───── Information supplied

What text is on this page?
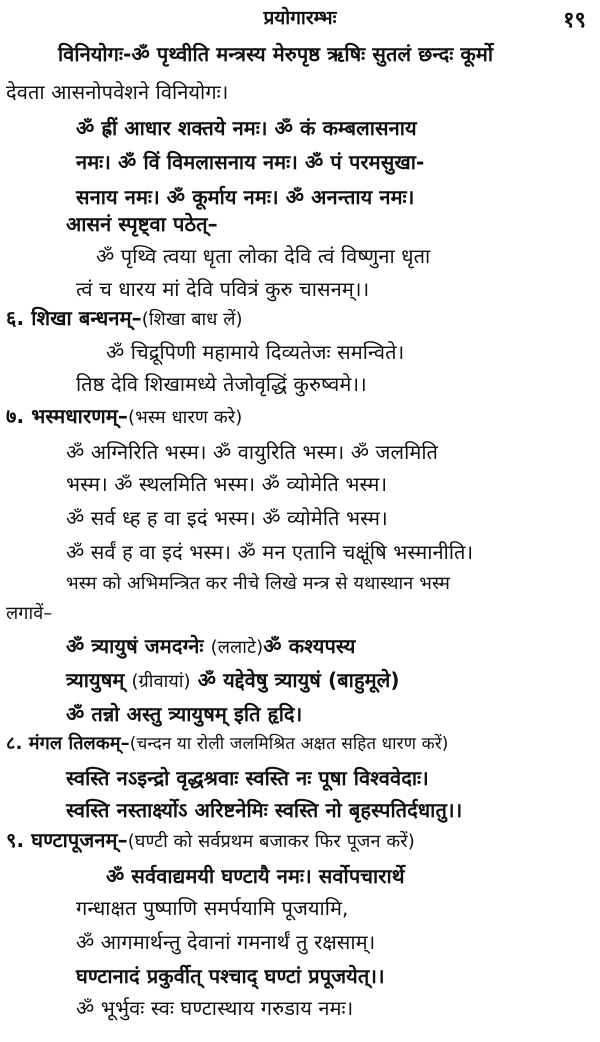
प्रयोगारम्भः	१९
विनियोगः-ॐ पृथ्वीति मन्त्रस्य मेरुपृष्ठ ऋषिः सुतलं छन्दः कूर्मो
देवता आसनोपवेशने विनियोगः।
ॐ ह्रीं आधार शक्तये नमः। ॐ कं कम्बलासनाय
नमः। ॐ विं विमलासनाय नमः। ॐ पं परमसुखा-
सनाय नमः। ॐ कूर्माय नमः। ॐ अनन्ताय नमः।
आसनं स्पृष्ट्वा पठेत्–
ॐ पृथ्वि त्वया धृता लोका देवि त्वं विष्णुना धृता
त्वं च धारय मां देवि पवित्रं कुरु चासनम्।।
६. शिखा बन्धनम्–(शिखा बाध लें)
ॐ चिद्रूपिणी महामाये दिव्यतेजः समन्विते।
तिष्ठ देवि शिखामध्ये तेजोवृद्धिं कुरुष्वमे।।
७. भस्मधारणम्–(भस्म धारण करे)
ॐ अग्निरिति भस्म। ॐ वायुरिति भस्म। ॐ जलमिति
भस्म। ॐ स्थलमिति भस्म। ॐ व्योमेति भस्म।
ॐ सर्व ध्ह ह वा इदं भस्म। ॐ व्योमेति भस्म।
ॐ सर्वं ह वा इदं भस्म। ॐ मन एतानि चक्षूंषि भस्मानीति।
भस्म को अभिमन्त्रित कर नीचे लिखे मन्त्र से यथास्थान भस्म
लगावें–
ॐ त्र्यायुषं जमदग्नेः (ललाटे)ॐ कश्यपस्य
त्र्यायुषम् (ग्रीवायां) ॐ यद्देवेषु त्र्यायुषं (बाहुमूले)
ॐ तन्नो अस्तु त्र्यायुषम् इति हृदि।
८. मंगल तिलकम्–(चन्दन या रोली जलमिश्रित अक्षत सहित धारण करें)
स्वस्ति नऽइन्द्रो वृद्धश्रवाः स्वस्ति नः पूषा विश्ववेदाः।
स्वस्ति नस्तार्क्ष्योऽ अरिष्टनेमिः स्वस्ति नो बृहस्पतिर्दधातु।।
९. घण्टापूजनम्–(घण्टी को सर्वप्रथम बजाकर फिर पूजन करें)
ॐ सर्ववाद्यमयी घण्टायै नमः। सर्वोपचारार्थे
गन्धाक्षत पुष्पाणि समर्पयामि पूजयामि,
ॐ आगमार्थन्तु देवानां गमनार्थं तु रक्षसाम्।
घण्टानादं प्रकुर्वीत् पश्चाद् घण्टां प्रपूजयेत्।।
ॐ भूर्भुवः स्वः घण्टास्थाय गरुडाय नमः।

──────────

Required task -
In your copy, leave out the pictures and reproduce the material above exactly.

The solution -
What text is on this page?
प्रयोगारम्भः	१९
विनियोगः-ॐ पृथ्वीति मन्त्रस्य मेरुपृष्ठ ऋषिः सुतलं छन्दः कूर्मो
देवता आसनोपवेशने विनियोगः।
ॐ ह्रीं आधार शक्तये नमः। ॐ कं कम्बलासनाय
नमः। ॐ विं विमलासनाय नमः। ॐ पं परमसुखा-
सनाय नमः। ॐ कूर्माय नमः। ॐ अनन्ताय नमः।
आसनं स्पृष्ट्वा पठेत्–
ॐ पृथ्वि त्वया धृता लोका देवि त्वं विष्णुना धृता
त्वं च धारय मां देवि पवित्रं कुरु चासनम्।।
६. शिखा बन्धनम्–(शिखा बाध लें)
ॐ चिद्रूपिणी महामाये दिव्यतेजः समन्विते।
तिष्ठ देवि शिखामध्ये तेजोवृद्धिं कुरुष्वमे।।
७. भस्मधारणम्–(भस्म धारण करे)
ॐ अग्निरिति भस्म। ॐ वायुरिति भस्म। ॐ जलमिति
भस्म। ॐ स्थलमिति भस्म। ॐ व्योमेति भस्म।
ॐ सर्व ध्ह ह वा इदं भस्म। ॐ व्योमेति भस्म।
ॐ सर्वं ह वा इदं भस्म। ॐ मन एतानि चक्षूंषि भस्मानीति।
भस्म को अभिमन्त्रित कर नीचे लिखे मन्त्र से यथास्थान भस्म
लगावें–
ॐ त्र्यायुषं जमदग्नेः (ललाटे)ॐ कश्यपस्य
त्र्यायुषम् (ग्रीवायां) ॐ यद्देवेषु त्र्यायुषं (बाहुमूले)
ॐ तन्नो अस्तु त्र्यायुषम् इति हृदि।
८. मंगल तिलकम्–(चन्दन या रोली जलमिश्रित अक्षत सहित धारण करें)
स्वस्ति नऽइन्द्रो वृद्धश्रवाः स्वस्ति नः पूषा विश्ववेदाः।
स्वस्ति नस्तार्क्ष्योऽ अरिष्टनेमिः स्वस्ति नो बृहस्पतिर्दधातु।।
९. घण्टापूजनम्–(घण्टी को सर्वप्रथम बजाकर फिर पूजन करें)
ॐ सर्ववाद्यमयी घण्टायै नमः। सर्वोपचारार्थे
गन्धाक्षत पुष्पाणि समर्पयामि पूजयामि,
ॐ आगमार्थन्तु देवानां गमनार्थं तु रक्षसाम्।
घण्टानादं प्रकुर्वीत् पश्चाद् घण्टां प्रपूजयेत्।।
ॐ भूर्भुवः स्वः घण्टास्थाय गरुडाय नमः।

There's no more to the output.